• _DATA ENTRIES_:

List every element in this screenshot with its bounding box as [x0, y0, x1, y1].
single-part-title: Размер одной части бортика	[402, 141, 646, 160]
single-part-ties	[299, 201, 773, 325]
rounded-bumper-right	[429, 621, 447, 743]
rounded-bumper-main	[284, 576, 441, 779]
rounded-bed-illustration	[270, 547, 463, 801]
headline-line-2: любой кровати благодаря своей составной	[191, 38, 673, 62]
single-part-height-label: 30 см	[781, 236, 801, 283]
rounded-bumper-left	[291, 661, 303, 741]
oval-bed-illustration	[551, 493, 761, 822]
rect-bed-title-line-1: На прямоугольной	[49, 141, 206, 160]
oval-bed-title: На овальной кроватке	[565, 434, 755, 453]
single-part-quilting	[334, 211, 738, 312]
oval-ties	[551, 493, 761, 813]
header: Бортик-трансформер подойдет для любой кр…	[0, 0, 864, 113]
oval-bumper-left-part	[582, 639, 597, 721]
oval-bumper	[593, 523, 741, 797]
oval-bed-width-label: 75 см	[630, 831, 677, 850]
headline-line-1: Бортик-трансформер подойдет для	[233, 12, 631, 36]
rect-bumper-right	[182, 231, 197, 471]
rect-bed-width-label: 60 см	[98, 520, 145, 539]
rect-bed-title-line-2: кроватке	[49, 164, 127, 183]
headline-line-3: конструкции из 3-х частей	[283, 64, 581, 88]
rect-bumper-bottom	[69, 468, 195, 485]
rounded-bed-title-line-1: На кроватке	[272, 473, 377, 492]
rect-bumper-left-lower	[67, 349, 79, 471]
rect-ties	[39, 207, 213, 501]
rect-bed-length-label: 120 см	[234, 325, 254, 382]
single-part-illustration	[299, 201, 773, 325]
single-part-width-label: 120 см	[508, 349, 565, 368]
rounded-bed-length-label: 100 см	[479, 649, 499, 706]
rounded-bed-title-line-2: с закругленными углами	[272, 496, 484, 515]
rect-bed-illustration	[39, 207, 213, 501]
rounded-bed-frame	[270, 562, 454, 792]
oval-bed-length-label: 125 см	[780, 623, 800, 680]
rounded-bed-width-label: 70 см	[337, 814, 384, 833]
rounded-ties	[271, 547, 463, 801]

• _EXERCISE AIM_:
Could you reproduce the data word for word, from its first line up to and including the line that contains "rounded-bed-title-line-2: с закругленными"?

• _EXERCISE ANSWER_:
List every element in this screenshot with its bounding box as [x0, y0, x1, y1].
single-part-title: Размер одной части бортика	[402, 141, 646, 160]
single-part-ties	[299, 201, 773, 325]
rounded-bumper-right	[429, 621, 447, 743]
rounded-bumper-main	[284, 576, 441, 779]
rounded-bed-illustration	[270, 547, 463, 801]
headline-line-2: любой кровати благодаря своей составной	[191, 38, 673, 62]
single-part-height-label: 30 см	[781, 236, 801, 283]
rounded-bumper-left	[291, 661, 303, 741]
oval-bed-illustration	[551, 493, 761, 822]
rect-bed-title-line-1: На прямоугольной	[49, 141, 206, 160]
oval-bed-title: На овальной кроватке	[565, 434, 755, 453]
single-part-quilting	[334, 211, 738, 312]
oval-ties	[551, 493, 761, 813]
header: Бортик-трансформер подойдет для любой кр…	[0, 0, 864, 113]
oval-bumper-left-part	[582, 639, 597, 721]
oval-bumper	[593, 523, 741, 797]
oval-bed-width-label: 75 см	[630, 831, 677, 850]
headline-line-1: Бортик-трансформер подойдет для	[233, 12, 631, 36]
rect-bumper-right	[182, 231, 197, 471]
rect-bed-width-label: 60 см	[98, 520, 145, 539]
rect-bed-title-line-2: кроватке	[49, 164, 127, 183]
headline-line-3: конструкции из 3-х частей	[283, 64, 581, 88]
rect-bumper-bottom	[69, 468, 195, 485]
rounded-bed-title-line-1: На кроватке	[272, 473, 377, 492]
rect-bumper-left-lower	[67, 349, 79, 471]
rect-ties	[39, 207, 213, 501]
rect-bed-length-label: 120 см	[234, 325, 254, 382]
single-part-illustration	[299, 201, 773, 325]
single-part-width-label: 120 см	[508, 349, 565, 368]
rounded-bed-length-label: 100 см	[479, 649, 499, 706]
rounded-bed-title-line-2: с закругленными углами	[272, 496, 484, 515]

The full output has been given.